_WHAT IS NEEDED_: Copy out all lines that carry the word "someone".

★ ★ ★ ★

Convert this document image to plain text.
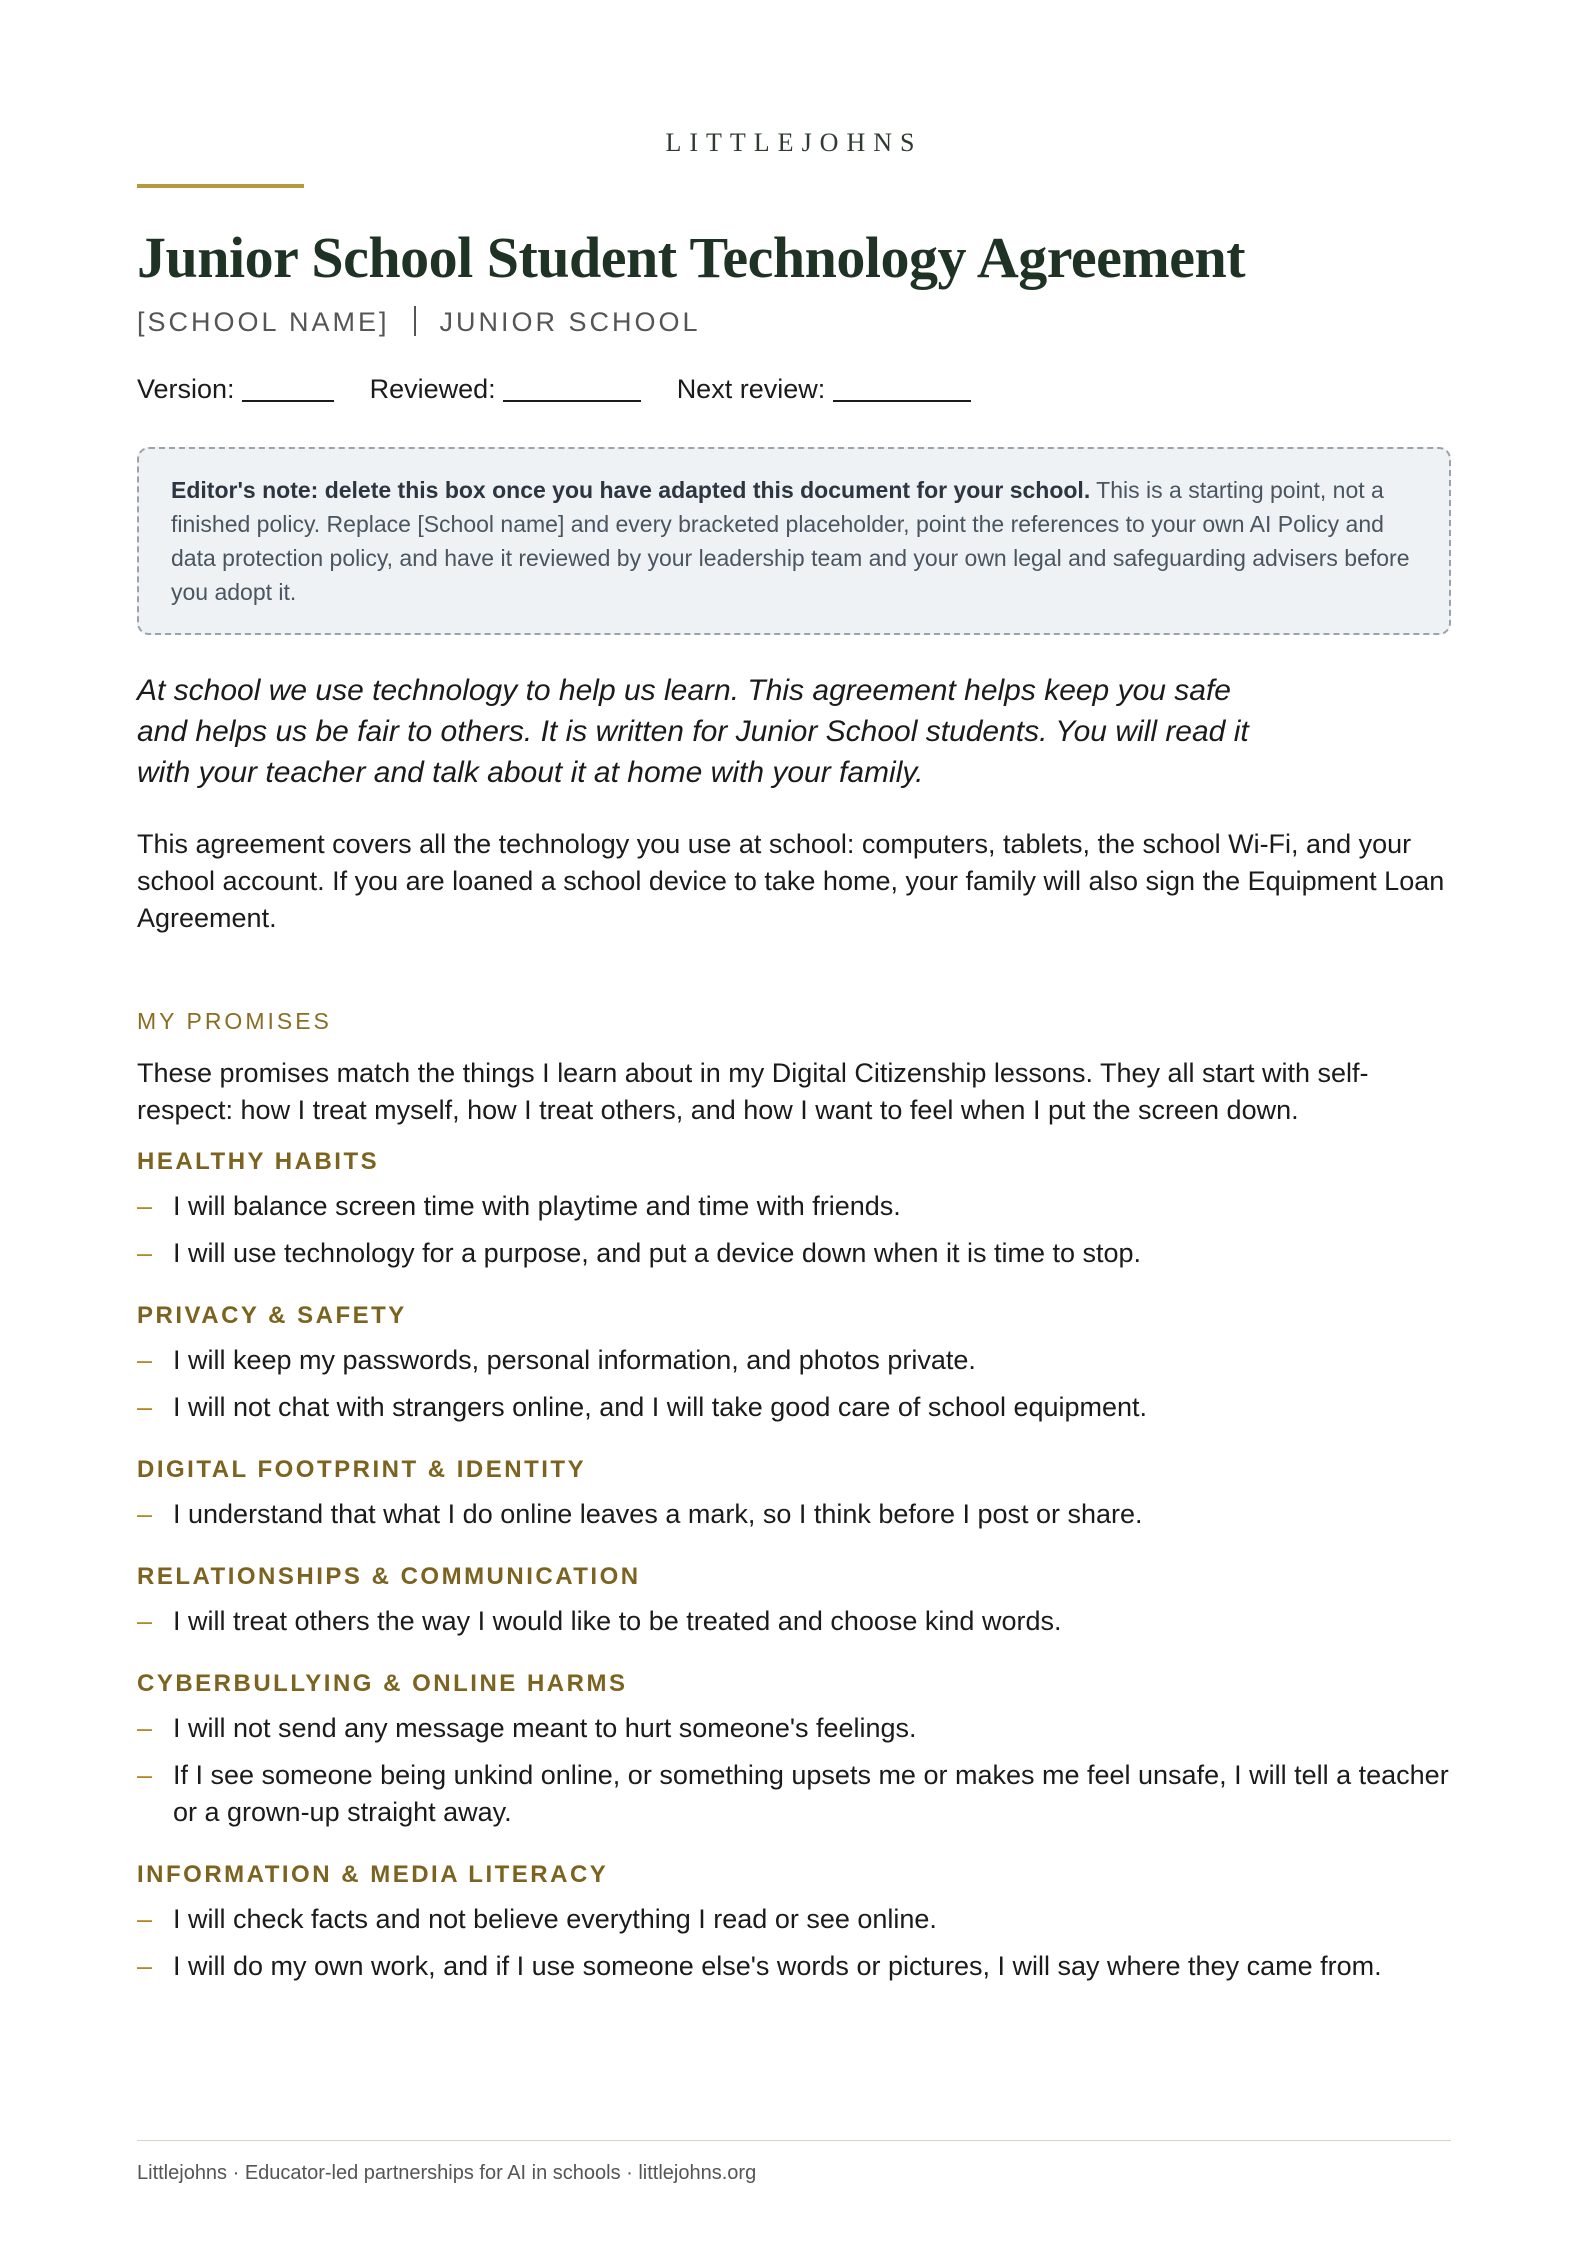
LITTLEJOHNS
Junior School Student Technology Agreement
[SCHOOL NAME] JUNIOR SCHOOL
Version:	Reviewed:	Next review:
Editor's note: delete this box once you have adapted this document for your school. This is a starting point, not a finished policy. Replace [School name] and every bracketed placeholder, point the references to your own AI Policy and data protection policy, and have it reviewed by your leadership team and your own legal and safeguarding advisers before you adopt it.

At school we use technology to help us learn. This agreement helps keep you safe and helps us be fair to others. It is written for Junior School students. You will read it with your teacher and talk about it at home with your family.

This agreement covers all the technology you use at school: computers, tablets, the school Wi-Fi, and your school account. If you are loaned a school device to take home, your family will also sign the Equipment Loan Agreement.

MY PROMISES

These promises match the things I learn about in my Digital Citizenship lessons. They all start with self-respect: how I treat myself, how I treat others, and how I want to feel when I put the screen down.

HEALTHY HABITS
– I will balance screen time with playtime and time with friends.
– I will use technology for a purpose, and put a device down when it is time to stop.
PRIVACY & SAFETY
– I will keep my passwords, personal information, and photos private.
– I will not chat with strangers online, and I will take good care of school equipment.
DIGITAL FOOTPRINT & IDENTITY
– I understand that what I do online leaves a mark, so I think before I post or share.
RELATIONSHIPS & COMMUNICATION
– I will treat others the way I would like to be treated and choose kind words.
CYBERBULLYING & ONLINE HARMS
– I will not send any message meant to hurt someone's feelings.
– If I see someone being unkind online, or something upsets me or makes me feel unsafe, I will tell a teacher or a grown-up straight away.
INFORMATION & MEDIA LITERACY
– I will check facts and not believe everything I read or see online.
– I will do my own work, and if I use someone else's words or pictures, I will say where they came from.
Littlejohns · Educator-led partnerships for AI in schools · littlejohns.org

★ ★ ★ ★

_RESPONSE BELOW_:
– I will not send any message meant to hurt someone's feelings.
– If I see someone being unkind online, or something upsets me or makes me feel unsafe, I will tell a teacher or a grown-up straight away.
– I will do my own work, and if I use someone else's words or pictures, I will say where they came from.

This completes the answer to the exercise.